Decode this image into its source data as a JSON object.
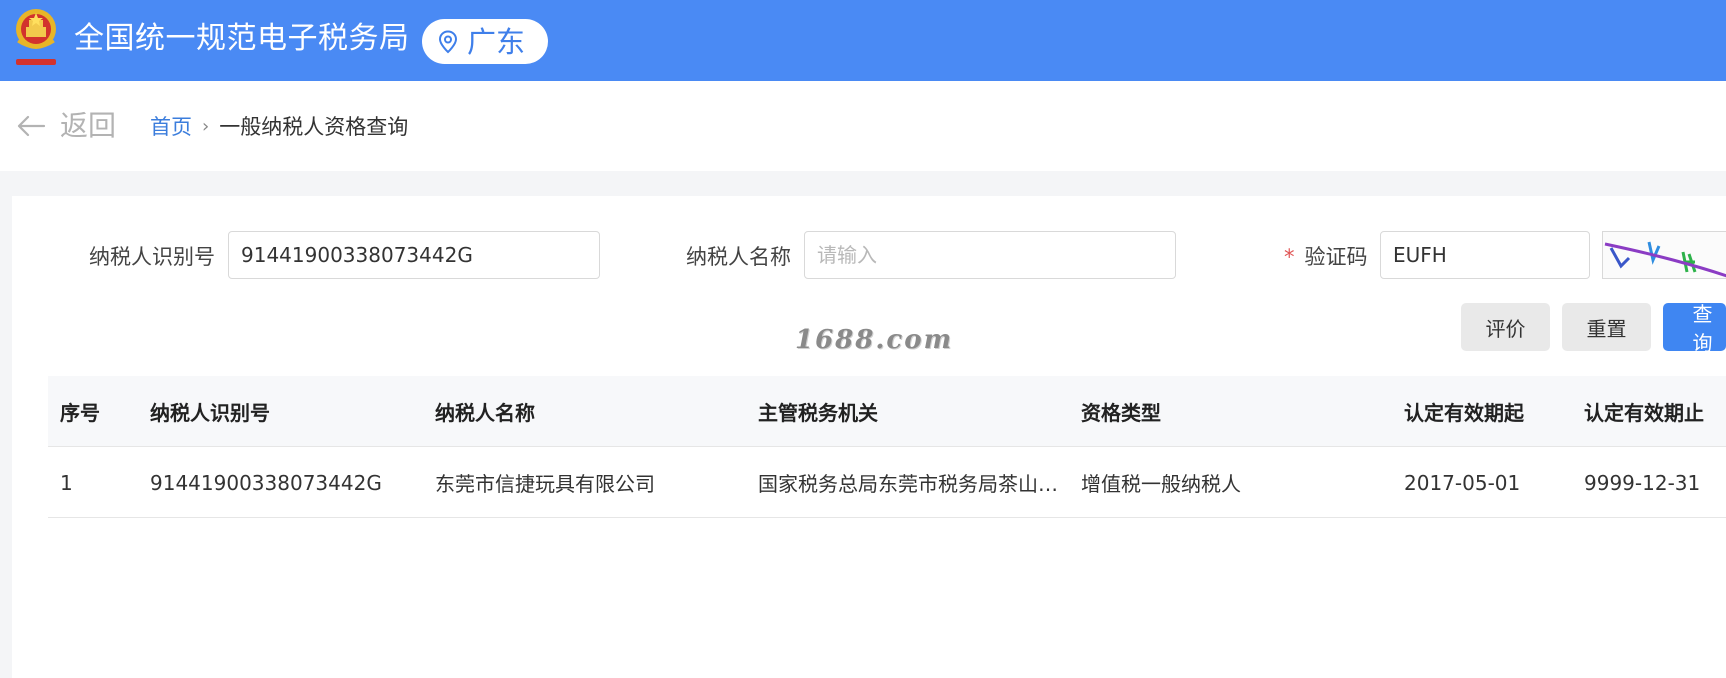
{
  "header": {
    "site_title": "全国统一规范电子税务局",
    "region": "广东",
    "brand_color": "#4a8af4"
  },
  "breadcrumb": {
    "back_label": "返回",
    "home": "首页",
    "separator": "›",
    "current": "一般纳税人资格查询"
  },
  "form": {
    "taxpayer_id": {
      "label": "纳税人识别号",
      "value": "91441900338073442G"
    },
    "taxpayer_name": {
      "label": "纳税人名称",
      "value": "",
      "placeholder": "请输入"
    },
    "captcha": {
      "required_mark": "*",
      "label": "验证码",
      "value": "EUFH"
    },
    "buttons": {
      "evaluate": "评价",
      "reset": "重置",
      "query": "查询"
    }
  },
  "watermark": "1688.com",
  "table": {
    "columns": [
      "序号",
      "纳税人识别号",
      "纳税人名称",
      "主管税务机关",
      "资格类型",
      "认定有效期起",
      "认定有效期止"
    ],
    "rows": [
      [
        "1",
        "91441900338073442G",
        "东莞市信捷玩具有限公司",
        "国家税务总局东莞市税务局茶山税务分局",
        "增值税一般纳税人",
        "2017-05-01",
        "9999-12-31"
      ]
    ]
  }
}
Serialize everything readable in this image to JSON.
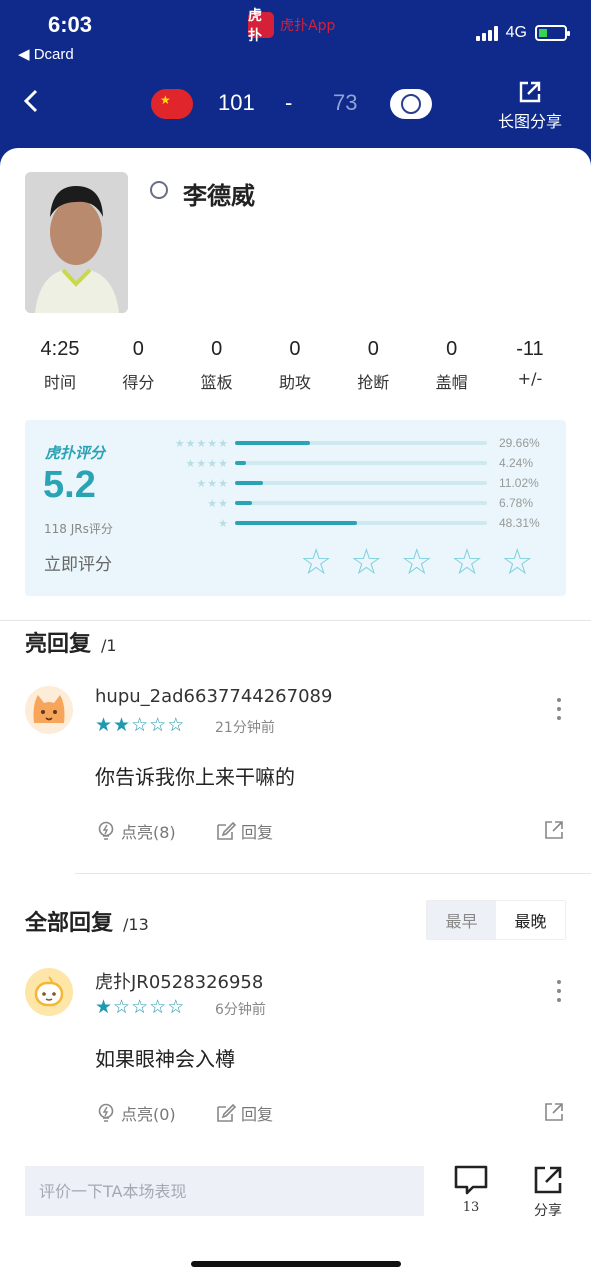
{
  "status_bar": {
    "time": "6:03",
    "back_app": "◀ Dcard",
    "app_badge": "虎扑",
    "app_name": "虎扑App",
    "network": "4G"
  },
  "header": {
    "team_a_score": "101",
    "separator": "-",
    "team_b_score": "73",
    "share_label": "长图分享"
  },
  "player": {
    "name": "李德威"
  },
  "stats": [
    {
      "value": "4:25",
      "label": "时间"
    },
    {
      "value": "0",
      "label": "得分"
    },
    {
      "value": "0",
      "label": "篮板"
    },
    {
      "value": "0",
      "label": "助攻"
    },
    {
      "value": "0",
      "label": "抢断"
    },
    {
      "value": "0",
      "label": "盖帽"
    },
    {
      "value": "-11",
      "label": "+/-"
    }
  ],
  "rating": {
    "logo": "虎扑评分",
    "score": "5.2",
    "count": "118 JRs评分",
    "rate_now": "立即评分",
    "distribution": [
      {
        "stars": "★★★★★",
        "pct_value": 29.66,
        "pct": "29.66%"
      },
      {
        "stars": "★★★★",
        "pct_value": 4.24,
        "pct": "4.24%"
      },
      {
        "stars": "★★★",
        "pct_value": 11.02,
        "pct": "11.02%"
      },
      {
        "stars": "★★",
        "pct_value": 6.78,
        "pct": "6.78%"
      },
      {
        "stars": "★",
        "pct_value": 48.31,
        "pct": "48.31%"
      }
    ]
  },
  "highlight_section": {
    "title": "亮回复",
    "count": "/1"
  },
  "all_section": {
    "title": "全部回复",
    "count": "/13",
    "sort_early": "最早",
    "sort_late": "最晚"
  },
  "comments": [
    {
      "user": "hupu_2ad6637744267089",
      "stars_filled": 2,
      "time": "21分钟前",
      "text": "你告诉我你上来干嘛的",
      "like_label": "点亮(8)",
      "reply_label": "回复"
    },
    {
      "user": "虎扑JR0528326958",
      "stars_filled": 1,
      "time": "6分钟前",
      "text": "如果眼神会入樽",
      "like_label": "点亮(0)",
      "reply_label": "回复"
    }
  ],
  "bottom_bar": {
    "input_placeholder": "评价一下TA本场表现",
    "comment_count": "13",
    "share_label": "分享"
  },
  "colors": {
    "header_bg": "#0f2a8a",
    "accent": "#2aa3b5",
    "star": "#1e9ab0"
  }
}
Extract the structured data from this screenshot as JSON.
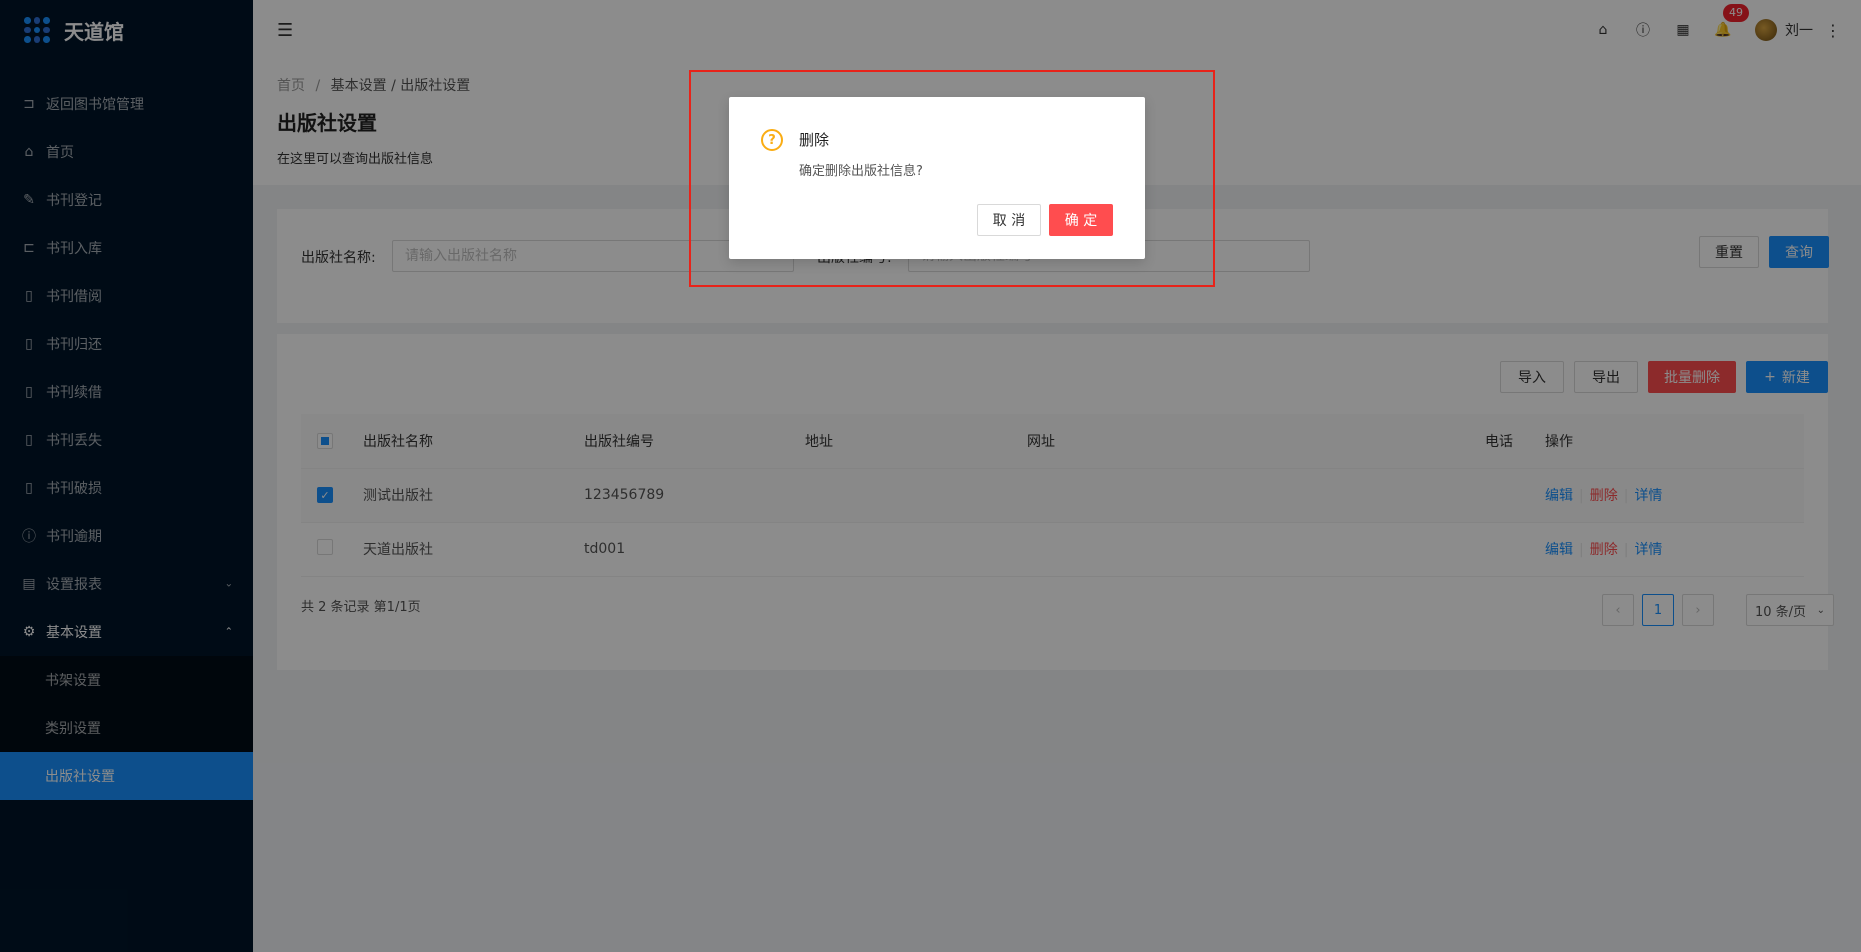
{
  "app": {
    "logo_text": "天道馆"
  },
  "sidebar": {
    "items": [
      {
        "label": "返回图书馆管理",
        "icon": "return-icon"
      },
      {
        "label": "首页",
        "icon": "home-icon"
      },
      {
        "label": "书刊登记",
        "icon": "pen-icon"
      },
      {
        "label": "书刊入库",
        "icon": "login-icon"
      },
      {
        "label": "书刊借阅",
        "icon": "book-icon"
      },
      {
        "label": "书刊归还",
        "icon": "book-icon"
      },
      {
        "label": "书刊续借",
        "icon": "book-icon"
      },
      {
        "label": "书刊丢失",
        "icon": "book-icon"
      },
      {
        "label": "书刊破损",
        "icon": "book-icon"
      },
      {
        "label": "书刊逾期",
        "icon": "exclamation-icon"
      },
      {
        "label": "设置报表",
        "icon": "report-icon"
      },
      {
        "label": "基本设置",
        "icon": "gear-icon"
      }
    ],
    "sub_items": [
      {
        "label": "书架设置"
      },
      {
        "label": "类别设置"
      },
      {
        "label": "出版社设置"
      }
    ]
  },
  "header": {
    "notification_count": "49",
    "user_name": "刘一"
  },
  "breadcrumb": {
    "home": "首页",
    "sep": "/",
    "section": "基本设置 / 出版社设置"
  },
  "page": {
    "title": "出版社设置",
    "description": "在这里可以查询出版社信息"
  },
  "search": {
    "name_label": "出版社名称:",
    "name_placeholder": "请输入出版社名称",
    "code_label": "出版社编号:",
    "code_placeholder": "请输入出版社编号",
    "reset_label": "重置",
    "query_label": "查询"
  },
  "toolbar": {
    "import_label": "导入",
    "export_label": "导出",
    "batch_delete_label": "批量删除",
    "new_label": "新建"
  },
  "table": {
    "columns": [
      "出版社名称",
      "出版社编号",
      "地址",
      "网址",
      "电话",
      "操作"
    ],
    "rows": [
      {
        "name": "测试出版社",
        "code": "123456789",
        "address": "",
        "url": "",
        "phone": "",
        "checked": true
      },
      {
        "name": "天道出版社",
        "code": "td001",
        "address": "",
        "url": "",
        "phone": "",
        "checked": false
      }
    ],
    "actions": {
      "edit": "编辑",
      "delete": "删除",
      "detail": "详情"
    }
  },
  "pagination": {
    "summary": "共 2 条记录 第1/1页",
    "current_page": "1",
    "page_size": "10 条/页"
  },
  "modal": {
    "title": "删除",
    "content": "确定删除出版社信息?",
    "cancel_label": "取 消",
    "ok_label": "确 定"
  },
  "colors": {
    "primary": "#1890ff",
    "danger": "#ff4d4f",
    "sidebar_bg": "#001529",
    "warning": "#faad14",
    "highlight": "#e8231a"
  }
}
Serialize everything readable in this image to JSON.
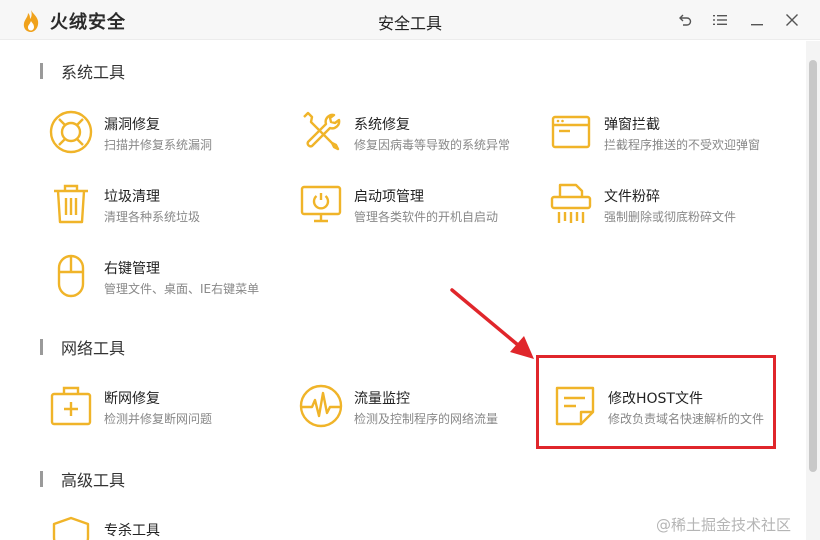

----

» **TASK BRIEF**
Report the number of lines of the listing above that hold the string "JSON", with no other text.

» **THE REPLY**
4